THE REQUEST —
From the entries below, copy out every line with "activity" in it.

Data entries —
------------------------------------------------------------
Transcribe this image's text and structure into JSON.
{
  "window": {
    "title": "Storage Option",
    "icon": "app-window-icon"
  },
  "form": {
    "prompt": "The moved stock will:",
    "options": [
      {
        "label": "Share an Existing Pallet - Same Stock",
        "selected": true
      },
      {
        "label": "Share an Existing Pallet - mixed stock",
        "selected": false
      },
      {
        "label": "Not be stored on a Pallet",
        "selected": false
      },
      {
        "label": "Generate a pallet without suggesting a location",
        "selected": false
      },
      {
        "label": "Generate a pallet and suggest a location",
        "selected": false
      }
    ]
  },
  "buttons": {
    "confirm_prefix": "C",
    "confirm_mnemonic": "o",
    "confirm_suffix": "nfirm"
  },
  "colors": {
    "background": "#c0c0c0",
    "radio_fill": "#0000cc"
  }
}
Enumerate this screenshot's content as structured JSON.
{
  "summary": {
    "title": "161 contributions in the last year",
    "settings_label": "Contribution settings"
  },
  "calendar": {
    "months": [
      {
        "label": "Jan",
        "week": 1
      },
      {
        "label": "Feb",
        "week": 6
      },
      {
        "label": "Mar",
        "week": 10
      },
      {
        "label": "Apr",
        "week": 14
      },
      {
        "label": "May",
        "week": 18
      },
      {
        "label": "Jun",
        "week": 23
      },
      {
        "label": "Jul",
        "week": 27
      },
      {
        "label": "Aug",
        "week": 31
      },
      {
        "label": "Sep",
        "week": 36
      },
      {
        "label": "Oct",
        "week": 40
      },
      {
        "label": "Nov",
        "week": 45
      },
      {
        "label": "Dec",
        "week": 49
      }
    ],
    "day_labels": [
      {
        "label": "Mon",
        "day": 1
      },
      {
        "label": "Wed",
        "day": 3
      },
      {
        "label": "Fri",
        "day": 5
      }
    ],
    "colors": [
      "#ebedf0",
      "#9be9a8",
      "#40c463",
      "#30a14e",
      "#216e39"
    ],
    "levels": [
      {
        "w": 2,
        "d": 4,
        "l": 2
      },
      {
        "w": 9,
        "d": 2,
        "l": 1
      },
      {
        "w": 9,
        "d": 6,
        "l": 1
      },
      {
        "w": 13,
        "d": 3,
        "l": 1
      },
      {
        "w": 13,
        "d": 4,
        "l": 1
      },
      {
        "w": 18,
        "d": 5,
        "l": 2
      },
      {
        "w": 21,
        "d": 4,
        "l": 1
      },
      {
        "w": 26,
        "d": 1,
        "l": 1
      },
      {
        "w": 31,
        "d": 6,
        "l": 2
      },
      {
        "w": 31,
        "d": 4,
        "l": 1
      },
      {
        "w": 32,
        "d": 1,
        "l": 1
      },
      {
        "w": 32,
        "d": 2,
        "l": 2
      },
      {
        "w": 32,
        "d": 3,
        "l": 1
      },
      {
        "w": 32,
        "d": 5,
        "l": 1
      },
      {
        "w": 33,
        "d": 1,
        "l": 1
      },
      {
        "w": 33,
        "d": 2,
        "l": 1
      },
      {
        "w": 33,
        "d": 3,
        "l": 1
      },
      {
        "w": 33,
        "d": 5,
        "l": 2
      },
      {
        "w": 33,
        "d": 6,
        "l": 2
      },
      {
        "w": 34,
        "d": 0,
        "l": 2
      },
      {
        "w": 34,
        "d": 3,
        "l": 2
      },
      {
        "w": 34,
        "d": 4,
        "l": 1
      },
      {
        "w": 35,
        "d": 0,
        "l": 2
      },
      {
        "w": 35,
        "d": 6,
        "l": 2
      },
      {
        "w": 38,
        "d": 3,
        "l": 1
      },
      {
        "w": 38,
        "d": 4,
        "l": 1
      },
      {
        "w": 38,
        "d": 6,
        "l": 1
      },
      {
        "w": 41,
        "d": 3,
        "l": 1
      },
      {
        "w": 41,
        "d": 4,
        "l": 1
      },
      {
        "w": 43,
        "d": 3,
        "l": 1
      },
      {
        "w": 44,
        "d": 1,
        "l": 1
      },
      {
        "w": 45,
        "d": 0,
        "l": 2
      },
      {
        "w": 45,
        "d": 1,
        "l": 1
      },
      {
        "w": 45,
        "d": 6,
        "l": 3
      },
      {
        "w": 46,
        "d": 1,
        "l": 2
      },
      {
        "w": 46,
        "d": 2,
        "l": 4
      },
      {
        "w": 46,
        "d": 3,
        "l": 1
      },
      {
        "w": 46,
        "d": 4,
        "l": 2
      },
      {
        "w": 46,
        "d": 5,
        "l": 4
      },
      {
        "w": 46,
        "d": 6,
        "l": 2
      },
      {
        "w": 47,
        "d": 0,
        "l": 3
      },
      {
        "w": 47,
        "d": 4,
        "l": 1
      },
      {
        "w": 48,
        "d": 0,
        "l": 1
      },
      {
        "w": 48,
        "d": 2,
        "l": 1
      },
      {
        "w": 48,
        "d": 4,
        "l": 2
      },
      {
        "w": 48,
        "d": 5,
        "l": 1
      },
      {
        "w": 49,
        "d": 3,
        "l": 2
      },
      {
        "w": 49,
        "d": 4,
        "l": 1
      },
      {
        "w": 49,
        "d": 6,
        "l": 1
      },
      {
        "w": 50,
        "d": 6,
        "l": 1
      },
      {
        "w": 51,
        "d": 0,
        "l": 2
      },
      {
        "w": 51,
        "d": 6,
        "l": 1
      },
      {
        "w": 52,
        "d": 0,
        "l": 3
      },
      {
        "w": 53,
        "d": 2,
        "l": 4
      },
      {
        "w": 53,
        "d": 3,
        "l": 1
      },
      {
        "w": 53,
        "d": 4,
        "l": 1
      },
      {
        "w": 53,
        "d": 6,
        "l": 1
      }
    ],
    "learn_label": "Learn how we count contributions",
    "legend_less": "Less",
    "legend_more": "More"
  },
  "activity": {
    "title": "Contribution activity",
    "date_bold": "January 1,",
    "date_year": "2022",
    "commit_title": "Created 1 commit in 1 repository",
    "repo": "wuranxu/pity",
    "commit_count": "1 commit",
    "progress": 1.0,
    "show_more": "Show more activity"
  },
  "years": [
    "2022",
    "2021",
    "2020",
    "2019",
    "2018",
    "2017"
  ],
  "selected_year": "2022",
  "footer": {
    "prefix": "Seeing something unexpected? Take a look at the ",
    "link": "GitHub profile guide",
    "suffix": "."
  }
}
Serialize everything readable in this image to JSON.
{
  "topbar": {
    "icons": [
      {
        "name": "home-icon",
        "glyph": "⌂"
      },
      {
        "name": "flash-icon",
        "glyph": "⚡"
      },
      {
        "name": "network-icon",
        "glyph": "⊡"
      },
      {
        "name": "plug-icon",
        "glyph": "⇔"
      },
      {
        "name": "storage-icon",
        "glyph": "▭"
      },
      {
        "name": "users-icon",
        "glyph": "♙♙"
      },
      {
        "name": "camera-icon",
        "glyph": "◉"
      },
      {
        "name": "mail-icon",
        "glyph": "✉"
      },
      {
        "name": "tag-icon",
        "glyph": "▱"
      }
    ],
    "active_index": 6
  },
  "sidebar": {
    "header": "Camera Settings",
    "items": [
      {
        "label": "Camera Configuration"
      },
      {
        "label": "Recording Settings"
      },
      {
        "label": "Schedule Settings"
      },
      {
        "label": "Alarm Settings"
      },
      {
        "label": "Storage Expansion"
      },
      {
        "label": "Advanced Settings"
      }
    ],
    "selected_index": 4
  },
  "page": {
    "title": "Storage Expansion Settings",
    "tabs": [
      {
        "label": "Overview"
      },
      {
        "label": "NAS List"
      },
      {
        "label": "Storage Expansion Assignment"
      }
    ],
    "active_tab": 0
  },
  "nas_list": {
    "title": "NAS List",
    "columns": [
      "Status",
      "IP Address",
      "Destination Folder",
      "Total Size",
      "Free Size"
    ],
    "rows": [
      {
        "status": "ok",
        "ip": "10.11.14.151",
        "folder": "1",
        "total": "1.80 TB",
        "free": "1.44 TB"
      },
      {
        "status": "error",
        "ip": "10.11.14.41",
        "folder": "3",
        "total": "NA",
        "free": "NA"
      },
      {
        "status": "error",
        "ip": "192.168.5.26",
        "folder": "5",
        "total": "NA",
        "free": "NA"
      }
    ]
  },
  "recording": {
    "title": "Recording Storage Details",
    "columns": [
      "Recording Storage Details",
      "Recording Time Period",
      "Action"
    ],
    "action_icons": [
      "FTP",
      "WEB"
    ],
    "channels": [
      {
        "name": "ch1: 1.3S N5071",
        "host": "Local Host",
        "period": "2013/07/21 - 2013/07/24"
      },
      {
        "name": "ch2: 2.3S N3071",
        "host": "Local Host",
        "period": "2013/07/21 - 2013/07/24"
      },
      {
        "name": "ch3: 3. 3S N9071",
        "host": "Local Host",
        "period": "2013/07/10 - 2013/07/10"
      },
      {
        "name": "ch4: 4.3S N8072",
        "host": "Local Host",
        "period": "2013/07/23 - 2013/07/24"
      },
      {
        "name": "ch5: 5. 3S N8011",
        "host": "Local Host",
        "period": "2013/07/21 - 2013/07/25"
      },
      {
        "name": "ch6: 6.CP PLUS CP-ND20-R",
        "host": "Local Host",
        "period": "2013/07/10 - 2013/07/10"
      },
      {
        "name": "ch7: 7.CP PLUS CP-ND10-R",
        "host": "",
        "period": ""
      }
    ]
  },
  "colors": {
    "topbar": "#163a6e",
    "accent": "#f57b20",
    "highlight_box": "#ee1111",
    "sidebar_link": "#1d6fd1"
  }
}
------------------------------------------------------------
RESULT OF THE EXERCISE —
  "activity": {
    "title": "Contribution activity",
    "show_more": "Show more activity"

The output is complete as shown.